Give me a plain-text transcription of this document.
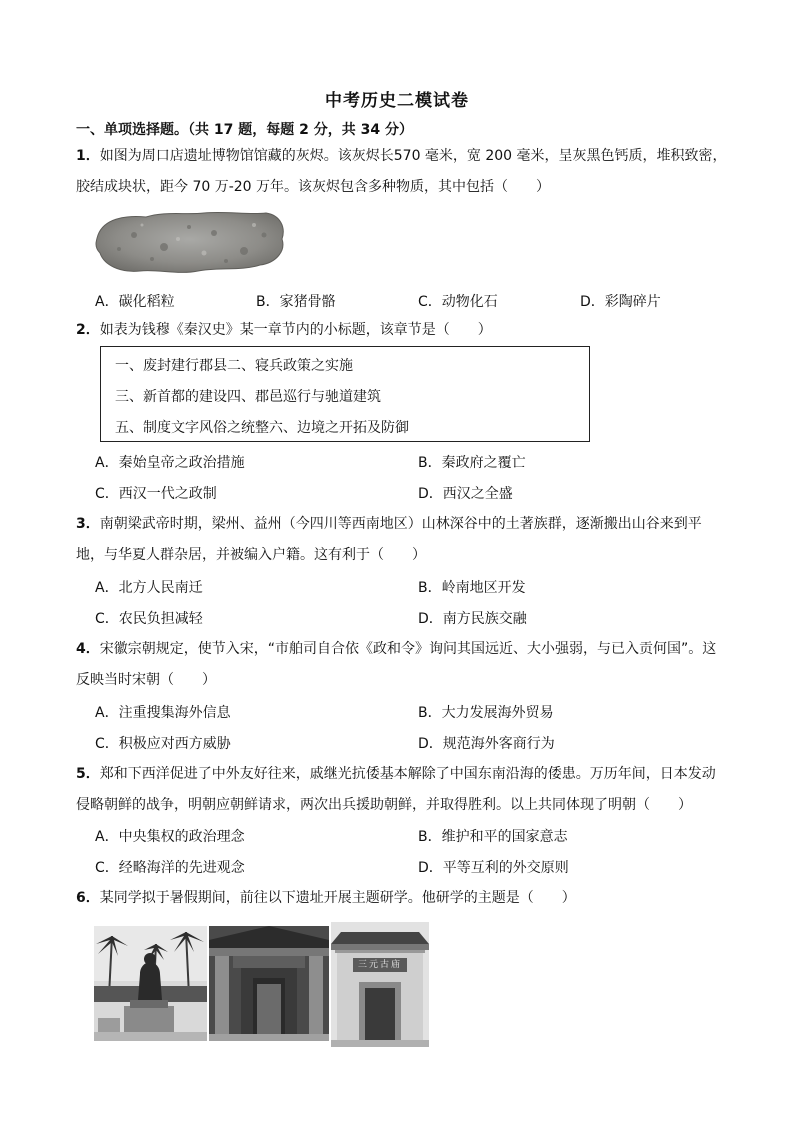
中考历史二模试卷
一、单项选择题。（共 17 题，每题 2 分，共 34 分）
1．如图为周口店遗址博物馆馆藏的灰烬。该灰烬长570 毫米，宽 200 毫米，呈灰黑色钙质，堆积致密，
胶结成块状，距今 70 万-20 万年。该灰烬包含多种物质，其中包括（　　）
A．碳化稻粒	B．家猪骨骼	C．动物化石	D．彩陶碎片
2．如表为钱穆《秦汉史》某一章节内的小标题，该章节是（　　）
一、废封建行郡县二、寝兵政策之实施
三、新首都的建设四、郡邑巡行与驰道建筑
五、制度文字风俗之统整六、边境之开拓及防御
A．秦始皇帝之政治措施	B．秦政府之覆亡
C．西汉一代之政制	D．西汉之全盛
3．南朝梁武帝时期，梁州、益州（今四川等西南地区）山林深谷中的土著族群，逐渐搬出山谷来到平
地，与华夏人群杂居，并被编入户籍。这有利于（　　）
A．北方人民南迁	B．岭南地区开发
C．农民负担减轻	D．南方民族交融
4．宋徽宗朝规定，使节入宋，“市舶司自合依《政和令》询问其国远近、大小强弱，与已入贡何国”。这
反映当时宋朝（　　）
A．注重搜集海外信息	B．大力发展海外贸易
C．积极应对西方威胁	D．规范海外客商行为
5．郑和下西洋促进了中外友好往来，戚继光抗倭基本解除了中国东南沿海的倭患。万历年间，日本发动
侵略朝鲜的战争，明朝应朝鲜请求，两次出兵援助朝鲜，并取得胜利。以上共同体现了明朝（　　）
A．中央集权的政治理念	B．维护和平的国家意志
C．经略海洋的先进观念	D．平等互利的外交原则
6．某同学拟于暑假期间，前往以下遗址开展主题研学。他研学的主题是（　　）
三元古庙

[Aim of the task]: Retype each line of the listing above word for word. Exclude the pictures.

[Finished task]:
Give me a plain-text transcription of this document.
中考历史二模试卷
一、单项选择题。（共 17 题，每题 2 分，共 34 分）
1．如图为周口店遗址博物馆馆藏的灰烬。该灰烬长570 毫米，宽 200 毫米，呈灰黑色钙质，堆积致密，
胶结成块状，距今 70 万-20 万年。该灰烬包含多种物质，其中包括（　　）
A．碳化稻粒	B．家猪骨骼	C．动物化石	D．彩陶碎片
2．如表为钱穆《秦汉史》某一章节内的小标题，该章节是（　　）
一、废封建行郡县二、寝兵政策之实施
三、新首都的建设四、郡邑巡行与驰道建筑
五、制度文字风俗之统整六、边境之开拓及防御
A．秦始皇帝之政治措施	B．秦政府之覆亡
C．西汉一代之政制	D．西汉之全盛
3．南朝梁武帝时期，梁州、益州（今四川等西南地区）山林深谷中的土著族群，逐渐搬出山谷来到平
地，与华夏人群杂居，并被编入户籍。这有利于（　　）
A．北方人民南迁	B．岭南地区开发
C．农民负担减轻	D．南方民族交融
4．宋徽宗朝规定，使节入宋，“市舶司自合依《政和令》询问其国远近、大小强弱，与已入贡何国”。这
反映当时宋朝（　　）
A．注重搜集海外信息	B．大力发展海外贸易
C．积极应对西方威胁	D．规范海外客商行为
5．郑和下西洋促进了中外友好往来，戚继光抗倭基本解除了中国东南沿海的倭患。万历年间，日本发动
侵略朝鲜的战争，明朝应朝鲜请求，两次出兵援助朝鲜，并取得胜利。以上共同体现了明朝（　　）
A．中央集权的政治理念	B．维护和平的国家意志
C．经略海洋的先进观念	D．平等互利的外交原则
6．某同学拟于暑假期间，前往以下遗址开展主题研学。他研学的主题是（　　）
三元古庙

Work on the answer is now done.